___ MATERIAL SUPPLIED

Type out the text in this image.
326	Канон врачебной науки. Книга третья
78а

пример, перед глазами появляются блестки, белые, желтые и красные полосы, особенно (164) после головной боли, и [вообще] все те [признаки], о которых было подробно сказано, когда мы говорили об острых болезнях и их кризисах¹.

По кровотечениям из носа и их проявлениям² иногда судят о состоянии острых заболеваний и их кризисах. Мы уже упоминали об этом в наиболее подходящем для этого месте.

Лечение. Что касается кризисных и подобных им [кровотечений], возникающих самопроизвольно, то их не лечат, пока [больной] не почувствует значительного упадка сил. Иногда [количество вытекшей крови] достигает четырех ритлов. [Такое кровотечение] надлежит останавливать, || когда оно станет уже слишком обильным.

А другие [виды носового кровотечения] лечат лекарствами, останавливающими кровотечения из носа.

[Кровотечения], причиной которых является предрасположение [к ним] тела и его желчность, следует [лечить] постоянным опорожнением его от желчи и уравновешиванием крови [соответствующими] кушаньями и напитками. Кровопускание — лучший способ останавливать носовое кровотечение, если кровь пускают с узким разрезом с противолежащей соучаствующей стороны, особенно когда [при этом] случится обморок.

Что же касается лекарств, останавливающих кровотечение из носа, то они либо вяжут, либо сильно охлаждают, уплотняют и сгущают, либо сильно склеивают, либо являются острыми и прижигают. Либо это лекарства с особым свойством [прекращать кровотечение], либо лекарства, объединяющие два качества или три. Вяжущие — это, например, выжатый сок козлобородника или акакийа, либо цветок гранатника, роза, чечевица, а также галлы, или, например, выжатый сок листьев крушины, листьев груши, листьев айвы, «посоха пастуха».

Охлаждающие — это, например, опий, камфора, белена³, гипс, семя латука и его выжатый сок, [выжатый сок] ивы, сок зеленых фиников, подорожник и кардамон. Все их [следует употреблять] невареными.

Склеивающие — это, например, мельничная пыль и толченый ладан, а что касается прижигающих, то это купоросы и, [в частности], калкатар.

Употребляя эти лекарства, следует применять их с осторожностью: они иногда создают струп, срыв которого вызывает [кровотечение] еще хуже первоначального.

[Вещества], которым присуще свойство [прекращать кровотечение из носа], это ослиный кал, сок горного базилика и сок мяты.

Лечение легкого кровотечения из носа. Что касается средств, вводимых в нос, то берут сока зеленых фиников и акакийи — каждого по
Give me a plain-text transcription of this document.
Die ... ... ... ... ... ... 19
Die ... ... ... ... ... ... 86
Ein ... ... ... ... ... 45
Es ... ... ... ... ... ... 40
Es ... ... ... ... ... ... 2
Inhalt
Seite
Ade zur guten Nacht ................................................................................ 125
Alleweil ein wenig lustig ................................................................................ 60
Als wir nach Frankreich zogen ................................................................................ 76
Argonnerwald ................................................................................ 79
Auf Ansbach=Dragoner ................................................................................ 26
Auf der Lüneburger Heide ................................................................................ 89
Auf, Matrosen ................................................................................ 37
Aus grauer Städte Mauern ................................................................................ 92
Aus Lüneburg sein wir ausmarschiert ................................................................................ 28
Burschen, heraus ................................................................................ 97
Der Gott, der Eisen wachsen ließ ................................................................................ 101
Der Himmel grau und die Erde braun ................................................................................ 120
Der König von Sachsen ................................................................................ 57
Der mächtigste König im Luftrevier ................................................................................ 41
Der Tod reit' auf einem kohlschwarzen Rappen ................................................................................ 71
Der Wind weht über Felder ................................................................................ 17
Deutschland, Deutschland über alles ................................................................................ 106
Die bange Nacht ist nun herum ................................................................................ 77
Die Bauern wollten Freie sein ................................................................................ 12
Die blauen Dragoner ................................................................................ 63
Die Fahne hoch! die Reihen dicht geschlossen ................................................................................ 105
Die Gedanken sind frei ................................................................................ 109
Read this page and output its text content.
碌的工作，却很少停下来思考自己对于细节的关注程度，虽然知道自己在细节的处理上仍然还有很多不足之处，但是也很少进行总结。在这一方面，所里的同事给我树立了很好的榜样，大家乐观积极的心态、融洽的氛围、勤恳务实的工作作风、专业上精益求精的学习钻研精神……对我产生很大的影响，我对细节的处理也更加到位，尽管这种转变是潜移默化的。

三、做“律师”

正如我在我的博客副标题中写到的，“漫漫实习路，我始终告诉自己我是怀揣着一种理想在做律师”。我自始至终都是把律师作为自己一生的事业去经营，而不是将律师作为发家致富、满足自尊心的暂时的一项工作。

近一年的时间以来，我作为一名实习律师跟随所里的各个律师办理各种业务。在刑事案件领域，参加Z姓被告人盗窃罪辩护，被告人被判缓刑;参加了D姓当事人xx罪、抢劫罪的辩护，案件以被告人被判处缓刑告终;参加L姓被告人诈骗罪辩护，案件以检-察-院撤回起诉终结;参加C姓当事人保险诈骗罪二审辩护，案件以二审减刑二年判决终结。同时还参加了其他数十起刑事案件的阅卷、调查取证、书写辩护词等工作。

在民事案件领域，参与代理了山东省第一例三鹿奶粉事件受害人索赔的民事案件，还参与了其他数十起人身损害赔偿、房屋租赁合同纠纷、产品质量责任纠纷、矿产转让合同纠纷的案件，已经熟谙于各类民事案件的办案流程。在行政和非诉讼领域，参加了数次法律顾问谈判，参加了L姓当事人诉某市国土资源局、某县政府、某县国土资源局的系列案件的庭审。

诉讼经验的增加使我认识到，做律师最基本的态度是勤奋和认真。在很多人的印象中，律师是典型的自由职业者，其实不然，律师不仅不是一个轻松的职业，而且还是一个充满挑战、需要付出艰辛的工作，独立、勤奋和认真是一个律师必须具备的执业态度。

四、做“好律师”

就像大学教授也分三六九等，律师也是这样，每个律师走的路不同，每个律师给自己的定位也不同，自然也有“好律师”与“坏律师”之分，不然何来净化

______

YOUR TASK: Search the data for "über" and list every line in which it occurs.

RIGHT ANSWER:
Der Wind weht über Felder ................................................................................ 17
Deutschland, Deutschland über alles ................................................................................ 106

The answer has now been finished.